**FRAGMENTO DEL DOCUMENTO**.
• • •
Analistas y políticos suelen olvidar que la forma de gobierno que prepondera en el sistema político mexicano sigue siendo el presidencialismo, un régimen que tiende a concentrar el poder dentro y fuera del orden institucional. Precisamente, en el siglo pasado el presidencialismo se confirmó como la estructura constitucional preferida por la clase política para sacar a la sociedad mexicana del atraso económico y social, así como para enfrentar a las potencias imperiales que acosaban al país, en particular la voracidad de los Estados Unidos.
En su evolución y consolidación, el partido oficial asumió la administración de la política, el Estado y la vida pública como principal instrumento articulador y de apoyo político para el titular del Ejecutivo Federal. La clase política estaba en el PRI, militantes o no. Élites políticas, operadores y electores llevaban a cabo su actividad política dentro o en torno al PRI, garantizando la rotación institucional del poder. Las masas populares eran movilizadas en gracia de estructuras corporativas y territoriales, así como de prácticas clientelares, sin exclusión de otros modos más o menos legales, incluso violentos, de hacer política.
Las elecciones servían para legitimar decisiones cupulares tomadas con anterioridad en un sistema de partido hegemónico que generaba una altísima estabilidad política y con buena capacidad para gestionar crisis de gobernabilidad. Ante el agotamiento de los símbolos y narrativas revolucionarias, poco a poco las elecciones se volvieron más importantes como fuente de legitimidad de los gobernantes. A la par, dadas las complicaciones para generar un desarrollo nacional independiente, el PRI se volvió menos capaz de contener y canalizar los reclamos heterogéneos de la sociedad mexicana.
Al final, el propio neoliberalismo agotó las reformas electorales y los alcances de un sistema de partidos plural y competitivo, mostró incluso los límites políticos, económicos, sociales y culturales de la alternancia, así como de la democracia meramente electoral, formal o de procedimientos: pluripartidismo, elecciones competitivas y garantías para el voto libre. Entonces, Morena apareció como la opción institucional viable de alcance nacional para revertir la desviación de poder y el deterioro del Estado social de Derecho asociados al saldo rojo de las políticas macroeconómicos antipopulares vigentes desde la década de los ochenta y operadas por una partidocracia corrupta contraria al interés público.
El cambio en el régimen político anunciado y construido por la 4T se distingue por la recuperación política de símbolos y narrativas históricas desplazadas por el neoliberalismo, así como por la reconfiguración de los arreglos institucionales necesarios para administrar los asuntos públicos y los modos válidos de hacer política. Habría que mencionar, además, la crítica a la ideología liberal antidemocrática y globalista, asumida desde la 4T para reivindicar la soberanía nacional, así como la recuperación del Estado y su democratización.
• • •
**INFORMACIÓN PROPORCIONADA**.
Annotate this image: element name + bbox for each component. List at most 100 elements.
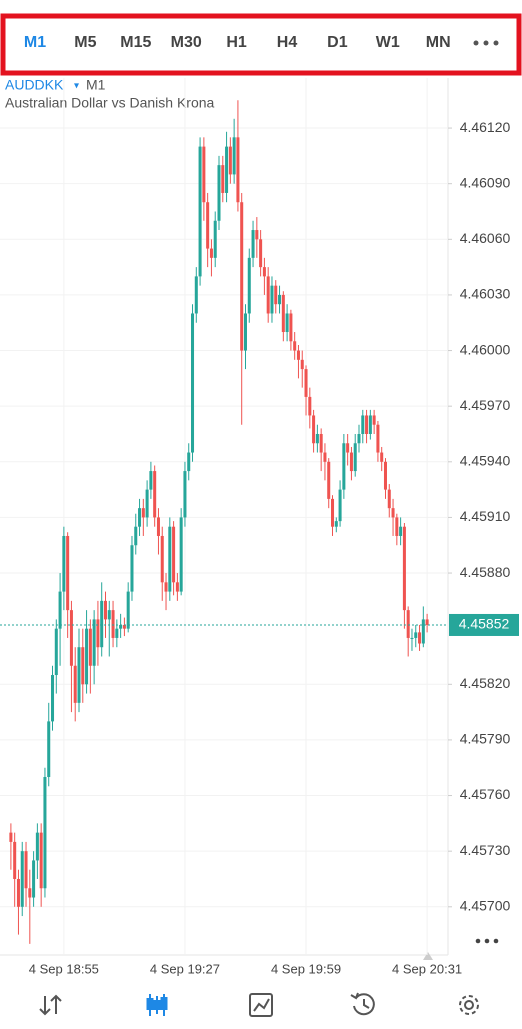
• • •
**RETOS**.
(1) En el texto sobre el presidencialismo mexicano, ¿por qué las elecciones fueron adquiriendo más importancia como fuente de legitimidad de los gobernantes? Responda en una a tres oraciones.
(2) Reproduzca sin ningún cambio el pasaje del texto sobre el presidencialismo mexicano que va desde "Al final, el" hasta "al interés público.", incluidas ambas expresiones.

**RESPUESTAS CORRECTAS**.
(1) Las elecciones se volvieron poco a poco más importantes como fuente de legitimidad porque se habían agotado los símbolos y las narrativas revolucionarias.

(2)
Al final, el propio neoliberalismo agotó las reformas electorales y los alcances de un sistema de partidos plural y competitivo, mostró incluso los límites políticos, económicos, sociales y culturales de la alternancia, así como de la democracia meramente electoral, formal o de procedimientos: pluripartidismo, elecciones competitivas y garantías para el voto libre. Entonces, Morena apareció como la opción institucional viable de alcance nacional para revertir la desviación de poder y el deterioro del Estado social de Derecho asociados al saldo rojo de las políticas macroeconómicos antipopulares vigentes desde la década de los ochenta y operadas por una partidocracia corrupta contraria al interés público.